Task requirements
Reproduce, without alteration, the rows between the one containing "Find 14 of the" and the one containing "Itemize the components", inclusive. Omit the pictures from your answer.
****************************************
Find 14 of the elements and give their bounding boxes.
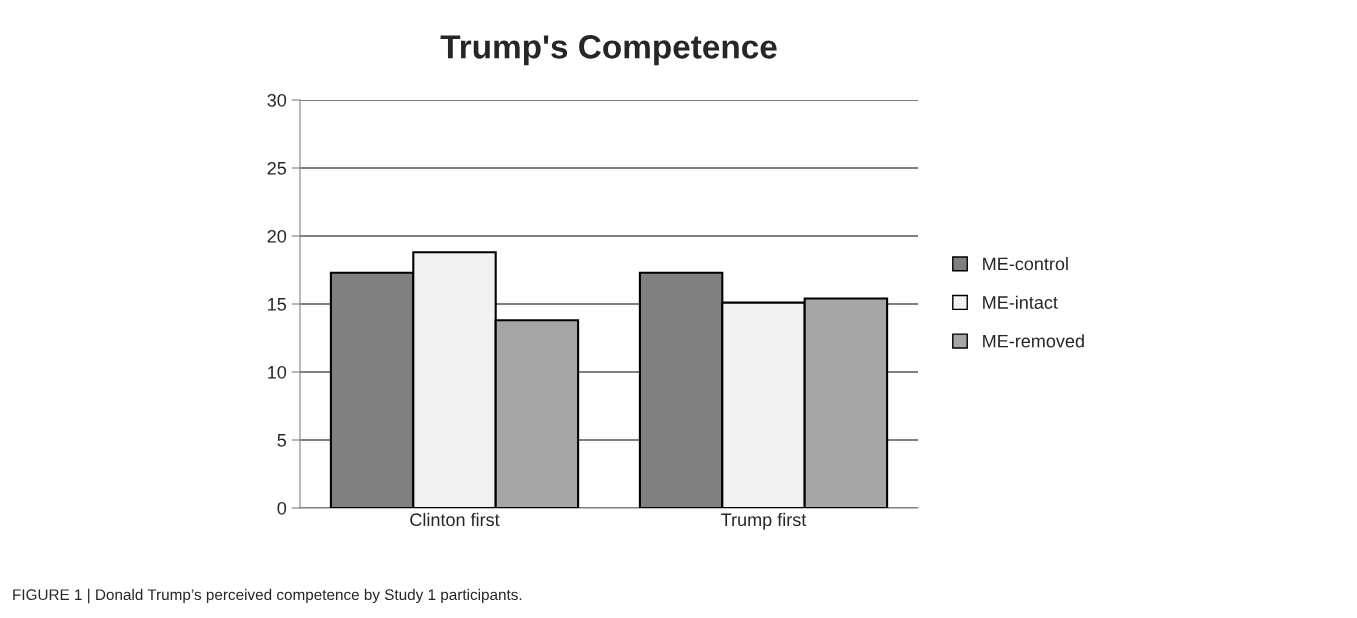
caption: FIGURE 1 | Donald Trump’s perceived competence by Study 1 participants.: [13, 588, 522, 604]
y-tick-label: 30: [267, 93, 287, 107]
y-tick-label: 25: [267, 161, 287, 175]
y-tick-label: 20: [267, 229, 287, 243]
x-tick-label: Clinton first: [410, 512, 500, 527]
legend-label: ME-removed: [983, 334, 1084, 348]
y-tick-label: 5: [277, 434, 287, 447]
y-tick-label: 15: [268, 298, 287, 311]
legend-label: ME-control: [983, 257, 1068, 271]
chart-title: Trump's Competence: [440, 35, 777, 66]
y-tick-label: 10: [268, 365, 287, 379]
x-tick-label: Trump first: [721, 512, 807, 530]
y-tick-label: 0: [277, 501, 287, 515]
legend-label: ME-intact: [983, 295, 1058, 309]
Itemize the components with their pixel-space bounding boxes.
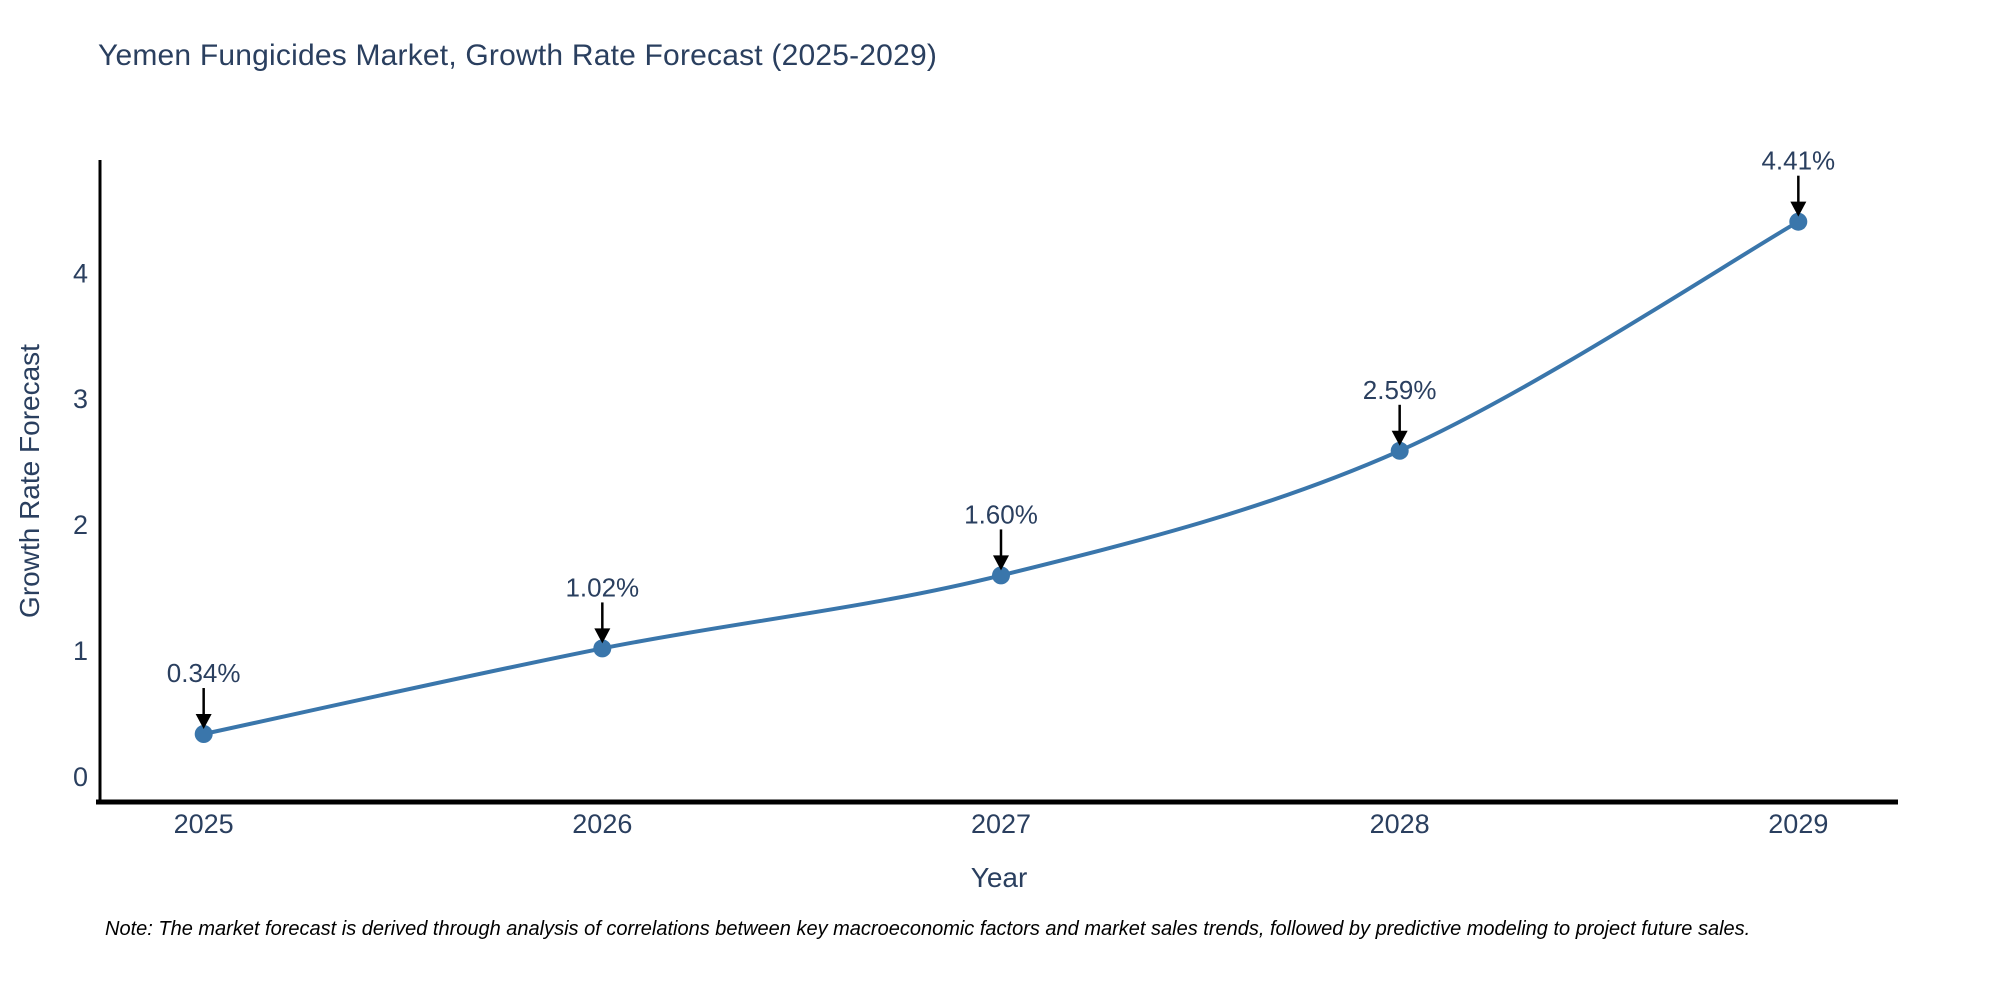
****************************************
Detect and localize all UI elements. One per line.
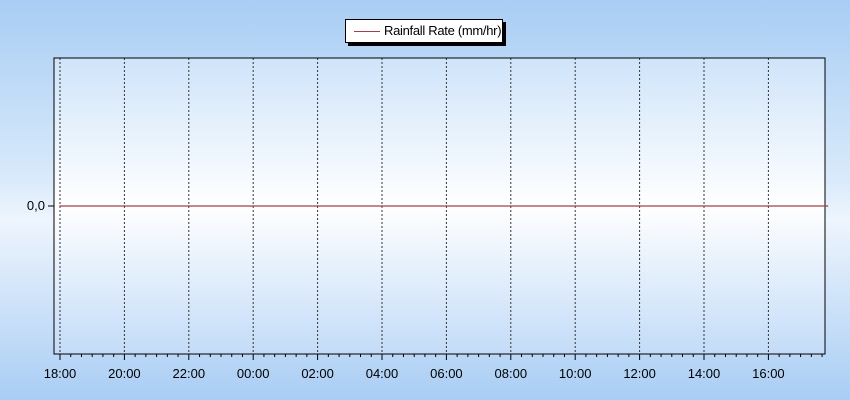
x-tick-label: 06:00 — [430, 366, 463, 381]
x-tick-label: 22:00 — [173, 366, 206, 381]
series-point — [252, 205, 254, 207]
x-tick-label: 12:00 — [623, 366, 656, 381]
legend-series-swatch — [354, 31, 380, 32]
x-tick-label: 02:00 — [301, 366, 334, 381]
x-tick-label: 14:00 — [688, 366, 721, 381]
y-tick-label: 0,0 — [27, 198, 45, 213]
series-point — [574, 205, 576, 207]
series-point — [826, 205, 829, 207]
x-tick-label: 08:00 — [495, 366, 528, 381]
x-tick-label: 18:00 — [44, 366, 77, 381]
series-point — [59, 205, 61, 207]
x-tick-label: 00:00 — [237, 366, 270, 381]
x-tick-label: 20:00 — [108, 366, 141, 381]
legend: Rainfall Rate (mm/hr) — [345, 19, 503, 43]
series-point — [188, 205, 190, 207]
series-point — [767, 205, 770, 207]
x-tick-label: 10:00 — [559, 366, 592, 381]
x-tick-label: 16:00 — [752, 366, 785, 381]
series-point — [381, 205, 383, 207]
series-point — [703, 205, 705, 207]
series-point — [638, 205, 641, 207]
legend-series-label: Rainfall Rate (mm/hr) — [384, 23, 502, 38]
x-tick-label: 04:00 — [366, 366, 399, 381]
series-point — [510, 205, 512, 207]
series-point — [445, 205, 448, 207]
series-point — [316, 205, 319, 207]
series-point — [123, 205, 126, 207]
****************************************
Expected answer
Find 14 of the elements and give their bounding boxes.
caption: FIGURE 1 | Donald Trump’s perceived competence by Study 1 participants.: [13, 588, 522, 604]
y-tick-label: 30: [267, 93, 287, 107]
y-tick-label: 25: [267, 161, 287, 175]
y-tick-label: 20: [267, 229, 287, 243]
x-tick-label: Clinton first: [410, 512, 500, 527]
legend-label: ME-removed: [983, 334, 1084, 348]
y-tick-label: 5: [277, 434, 287, 447]
y-tick-label: 15: [268, 298, 287, 311]
legend-label: ME-control: [983, 257, 1068, 271]
chart-title: Trump's Competence: [440, 35, 777, 66]
y-tick-label: 10: [268, 365, 287, 379]
x-tick-label: Trump first: [721, 512, 807, 530]
y-tick-label: 0: [277, 501, 287, 515]
legend-label: ME-intact: [983, 295, 1058, 309]
Itemize the components with their pixel-space bounding boxes.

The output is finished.